*STATED GOAL:* Reproduce the following data line for line, with no changes.

[Dataset records]
· · · · · · ·

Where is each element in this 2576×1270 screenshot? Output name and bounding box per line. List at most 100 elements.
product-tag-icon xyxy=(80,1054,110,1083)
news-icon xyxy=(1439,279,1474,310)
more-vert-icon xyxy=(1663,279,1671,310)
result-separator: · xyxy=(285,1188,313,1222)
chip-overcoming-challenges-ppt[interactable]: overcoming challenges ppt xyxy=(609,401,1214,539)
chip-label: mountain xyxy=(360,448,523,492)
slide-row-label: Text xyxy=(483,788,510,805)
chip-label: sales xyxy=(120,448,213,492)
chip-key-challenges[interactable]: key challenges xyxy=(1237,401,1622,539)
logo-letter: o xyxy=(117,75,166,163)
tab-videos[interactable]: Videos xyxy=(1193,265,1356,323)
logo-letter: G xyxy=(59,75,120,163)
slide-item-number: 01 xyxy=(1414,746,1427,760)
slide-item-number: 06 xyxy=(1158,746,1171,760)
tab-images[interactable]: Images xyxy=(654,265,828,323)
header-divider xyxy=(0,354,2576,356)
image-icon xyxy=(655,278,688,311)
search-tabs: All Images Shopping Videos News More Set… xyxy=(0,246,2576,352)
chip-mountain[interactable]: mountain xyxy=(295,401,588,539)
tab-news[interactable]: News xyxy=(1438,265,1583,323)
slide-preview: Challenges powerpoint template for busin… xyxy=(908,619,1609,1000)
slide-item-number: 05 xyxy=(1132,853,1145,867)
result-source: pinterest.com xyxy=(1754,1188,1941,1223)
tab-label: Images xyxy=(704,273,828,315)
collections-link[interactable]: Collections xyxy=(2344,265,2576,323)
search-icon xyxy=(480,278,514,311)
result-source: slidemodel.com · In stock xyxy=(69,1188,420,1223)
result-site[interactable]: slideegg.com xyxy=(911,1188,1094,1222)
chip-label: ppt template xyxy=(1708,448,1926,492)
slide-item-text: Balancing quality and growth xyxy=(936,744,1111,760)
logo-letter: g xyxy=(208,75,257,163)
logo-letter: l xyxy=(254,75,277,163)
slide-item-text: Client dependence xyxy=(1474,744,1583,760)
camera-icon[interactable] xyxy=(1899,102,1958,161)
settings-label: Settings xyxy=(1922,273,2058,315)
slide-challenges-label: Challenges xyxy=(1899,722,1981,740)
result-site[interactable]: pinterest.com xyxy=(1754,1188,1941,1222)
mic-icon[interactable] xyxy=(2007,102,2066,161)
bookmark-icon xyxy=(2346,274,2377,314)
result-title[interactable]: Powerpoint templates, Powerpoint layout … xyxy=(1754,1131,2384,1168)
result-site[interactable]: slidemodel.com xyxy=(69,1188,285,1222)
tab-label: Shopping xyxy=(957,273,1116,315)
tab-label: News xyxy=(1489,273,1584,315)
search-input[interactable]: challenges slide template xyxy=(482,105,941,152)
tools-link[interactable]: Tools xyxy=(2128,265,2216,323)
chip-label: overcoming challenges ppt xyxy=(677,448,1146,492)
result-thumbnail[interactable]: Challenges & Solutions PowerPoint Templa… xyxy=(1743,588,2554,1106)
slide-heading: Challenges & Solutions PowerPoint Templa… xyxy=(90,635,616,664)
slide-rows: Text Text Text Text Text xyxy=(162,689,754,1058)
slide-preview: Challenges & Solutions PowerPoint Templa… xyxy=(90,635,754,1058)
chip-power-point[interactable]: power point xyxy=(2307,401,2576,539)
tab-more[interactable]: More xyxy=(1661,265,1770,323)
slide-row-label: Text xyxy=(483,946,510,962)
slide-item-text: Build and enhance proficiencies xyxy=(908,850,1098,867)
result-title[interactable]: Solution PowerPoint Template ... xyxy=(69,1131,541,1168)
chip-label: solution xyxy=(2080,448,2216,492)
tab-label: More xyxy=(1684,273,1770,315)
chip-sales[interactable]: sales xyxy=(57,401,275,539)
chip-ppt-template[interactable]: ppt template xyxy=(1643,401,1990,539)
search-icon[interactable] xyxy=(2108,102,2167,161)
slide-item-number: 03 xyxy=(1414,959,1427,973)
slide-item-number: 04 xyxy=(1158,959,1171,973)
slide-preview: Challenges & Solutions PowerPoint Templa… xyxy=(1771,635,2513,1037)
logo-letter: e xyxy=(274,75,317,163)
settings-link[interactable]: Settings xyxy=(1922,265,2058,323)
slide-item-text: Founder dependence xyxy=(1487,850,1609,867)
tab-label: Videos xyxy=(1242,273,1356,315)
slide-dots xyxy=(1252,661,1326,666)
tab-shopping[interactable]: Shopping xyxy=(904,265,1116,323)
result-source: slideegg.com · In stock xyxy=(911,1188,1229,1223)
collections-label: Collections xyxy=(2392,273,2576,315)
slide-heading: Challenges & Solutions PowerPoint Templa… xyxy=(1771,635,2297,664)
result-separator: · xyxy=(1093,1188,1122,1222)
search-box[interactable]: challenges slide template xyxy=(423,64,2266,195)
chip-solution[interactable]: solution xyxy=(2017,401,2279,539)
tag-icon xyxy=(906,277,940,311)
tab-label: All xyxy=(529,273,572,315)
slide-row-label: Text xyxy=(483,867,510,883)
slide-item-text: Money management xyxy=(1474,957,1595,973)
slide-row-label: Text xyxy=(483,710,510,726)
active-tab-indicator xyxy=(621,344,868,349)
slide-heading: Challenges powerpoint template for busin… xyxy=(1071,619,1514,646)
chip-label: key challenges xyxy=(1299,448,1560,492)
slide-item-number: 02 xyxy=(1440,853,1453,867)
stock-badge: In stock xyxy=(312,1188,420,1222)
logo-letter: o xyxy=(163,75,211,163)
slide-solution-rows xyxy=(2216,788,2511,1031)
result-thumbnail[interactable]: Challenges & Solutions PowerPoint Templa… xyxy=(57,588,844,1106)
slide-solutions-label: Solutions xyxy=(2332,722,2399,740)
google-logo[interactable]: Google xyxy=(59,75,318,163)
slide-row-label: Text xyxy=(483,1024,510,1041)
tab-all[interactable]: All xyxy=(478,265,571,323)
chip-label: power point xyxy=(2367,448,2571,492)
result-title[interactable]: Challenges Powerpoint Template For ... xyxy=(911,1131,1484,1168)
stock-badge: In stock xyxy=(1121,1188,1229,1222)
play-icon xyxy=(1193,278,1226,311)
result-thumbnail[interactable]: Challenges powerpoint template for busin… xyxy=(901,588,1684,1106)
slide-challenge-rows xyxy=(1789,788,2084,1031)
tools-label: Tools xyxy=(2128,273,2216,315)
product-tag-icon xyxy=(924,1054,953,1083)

· · · · · · ·

*ANSWER TO THIS TASK:*
Where is each element in this 2576×1270 screenshot? Output name and bounding box per line. List at most 100 elements.
product-tag-icon xyxy=(80,1054,110,1083)
news-icon xyxy=(1439,279,1474,310)
more-vert-icon xyxy=(1663,279,1671,310)
result-separator: · xyxy=(285,1188,313,1222)
chip-overcoming-challenges-ppt[interactable]: overcoming challenges ppt xyxy=(609,401,1214,539)
chip-label: mountain xyxy=(360,448,523,492)
slide-row-label: Text xyxy=(483,788,510,805)
chip-label: sales xyxy=(120,448,213,492)
chip-key-challenges[interactable]: key challenges xyxy=(1237,401,1622,539)
logo-letter: o xyxy=(117,75,166,163)
tab-videos[interactable]: Videos xyxy=(1193,265,1356,323)
logo-letter: G xyxy=(59,75,120,163)
slide-item-number: 01 xyxy=(1414,746,1427,760)
slide-item-number: 06 xyxy=(1158,746,1171,760)
tab-images[interactable]: Images xyxy=(654,265,828,323)
header-divider xyxy=(0,354,2576,356)
image-icon xyxy=(655,278,688,311)
search-tabs: All Images Shopping Videos News More Set… xyxy=(0,246,2576,352)
chip-mountain[interactable]: mountain xyxy=(295,401,588,539)
tab-news[interactable]: News xyxy=(1438,265,1583,323)
slide-preview: Challenges powerpoint template for busin… xyxy=(908,619,1609,1000)
slide-item-number: 05 xyxy=(1132,853,1145,867)
result-source: pinterest.com xyxy=(1754,1188,1941,1223)
tab-label: Images xyxy=(704,273,828,315)
collections-link[interactable]: Collections xyxy=(2344,265,2576,323)
search-icon xyxy=(480,278,514,311)
result-source: slidemodel.com · In stock xyxy=(69,1188,420,1223)
result-site[interactable]: slideegg.com xyxy=(911,1188,1094,1222)
chip-label: ppt template xyxy=(1708,448,1926,492)
slide-item-text: Balancing quality and growth xyxy=(936,744,1111,760)
logo-letter: g xyxy=(208,75,257,163)
logo-letter: l xyxy=(254,75,277,163)
slide-item-text: Client dependence xyxy=(1474,744,1583,760)
camera-icon[interactable] xyxy=(1899,102,1958,161)
settings-label: Settings xyxy=(1922,273,2058,315)
slide-challenges-label: Challenges xyxy=(1899,722,1981,740)
result-site[interactable]: pinterest.com xyxy=(1754,1188,1941,1222)
mic-icon[interactable] xyxy=(2007,102,2066,161)
bookmark-icon xyxy=(2346,274,2377,314)
result-title[interactable]: Powerpoint templates, Powerpoint layout … xyxy=(1754,1131,2384,1168)
result-site[interactable]: slidemodel.com xyxy=(69,1188,285,1222)
tab-label: Shopping xyxy=(957,273,1116,315)
tab-label: News xyxy=(1489,273,1584,315)
search-input[interactable]: challenges slide template xyxy=(482,105,941,152)
tools-link[interactable]: Tools xyxy=(2128,265,2216,323)
chip-label: overcoming challenges ppt xyxy=(677,448,1146,492)
result-thumbnail[interactable]: Challenges & Solutions PowerPoint Templa… xyxy=(1743,588,2554,1106)
slide-heading: Challenges & Solutions PowerPoint Templa… xyxy=(90,635,616,664)
slide-rows: Text Text Text Text Text xyxy=(162,689,754,1058)
slide-preview: Challenges & Solutions PowerPoint Templa… xyxy=(90,635,754,1058)
chip-power-point[interactable]: power point xyxy=(2307,401,2576,539)
tab-more[interactable]: More xyxy=(1661,265,1770,323)
slide-row-label: Text xyxy=(483,946,510,962)
slide-item-text: Build and enhance proficiencies xyxy=(908,850,1098,867)
result-title[interactable]: Solution PowerPoint Template ... xyxy=(69,1131,541,1168)
chip-label: solution xyxy=(2080,448,2216,492)
tab-label: More xyxy=(1684,273,1770,315)
chip-sales[interactable]: sales xyxy=(57,401,275,539)
chip-ppt-template[interactable]: ppt template xyxy=(1643,401,1990,539)
search-icon[interactable] xyxy=(2108,102,2167,161)
slide-item-number: 03 xyxy=(1414,959,1427,973)
slide-item-number: 04 xyxy=(1158,959,1171,973)
slide-preview: Challenges & Solutions PowerPoint Templa… xyxy=(1771,635,2513,1037)
logo-letter: e xyxy=(274,75,317,163)
settings-link[interactable]: Settings xyxy=(1922,265,2058,323)
slide-item-text: Founder dependence xyxy=(1487,850,1609,867)
tab-label: Videos xyxy=(1242,273,1356,315)
slide-dots xyxy=(1252,661,1326,666)
tab-shopping[interactable]: Shopping xyxy=(904,265,1116,323)
result-source: slideegg.com · In stock xyxy=(911,1188,1229,1223)
collections-label: Collections xyxy=(2392,273,2576,315)
slide-heading: Challenges & Solutions PowerPoint Templa… xyxy=(1771,635,2297,664)
result-separator: · xyxy=(1093,1188,1122,1222)
search-box[interactable]: challenges slide template xyxy=(423,64,2266,195)
chip-solution[interactable]: solution xyxy=(2017,401,2279,539)
tag-icon xyxy=(906,277,940,311)
tab-label: All xyxy=(529,273,572,315)
slide-row-label: Text xyxy=(483,867,510,883)
slide-item-text: Money management xyxy=(1474,957,1595,973)
slide-row-label: Text xyxy=(483,710,510,726)
active-tab-indicator xyxy=(621,344,868,349)
slide-heading: Challenges powerpoint template for busin… xyxy=(1071,619,1514,646)
chip-label: key challenges xyxy=(1299,448,1560,492)
slide-item-number: 02 xyxy=(1440,853,1453,867)
stock-badge: In stock xyxy=(312,1188,420,1222)
logo-letter: o xyxy=(163,75,211,163)
slide-solution-rows xyxy=(2216,788,2511,1031)
result-thumbnail[interactable]: Challenges & Solutions PowerPoint Templa… xyxy=(57,588,844,1106)
slide-solutions-label: Solutions xyxy=(2332,722,2399,740)
google-logo[interactable]: Google xyxy=(59,75,318,163)
slide-row-label: Text xyxy=(483,1024,510,1041)
tab-all[interactable]: All xyxy=(478,265,571,323)
chip-label: power point xyxy=(2367,448,2571,492)
result-title[interactable]: Challenges Powerpoint Template For ... xyxy=(911,1131,1484,1168)
stock-badge: In stock xyxy=(1121,1188,1229,1222)
play-icon xyxy=(1193,278,1226,311)
result-thumbnail[interactable]: Challenges powerpoint template for busin… xyxy=(901,588,1684,1106)
slide-challenge-rows xyxy=(1789,788,2084,1031)
tools-label: Tools xyxy=(2128,273,2216,315)
product-tag-icon xyxy=(924,1054,953,1083)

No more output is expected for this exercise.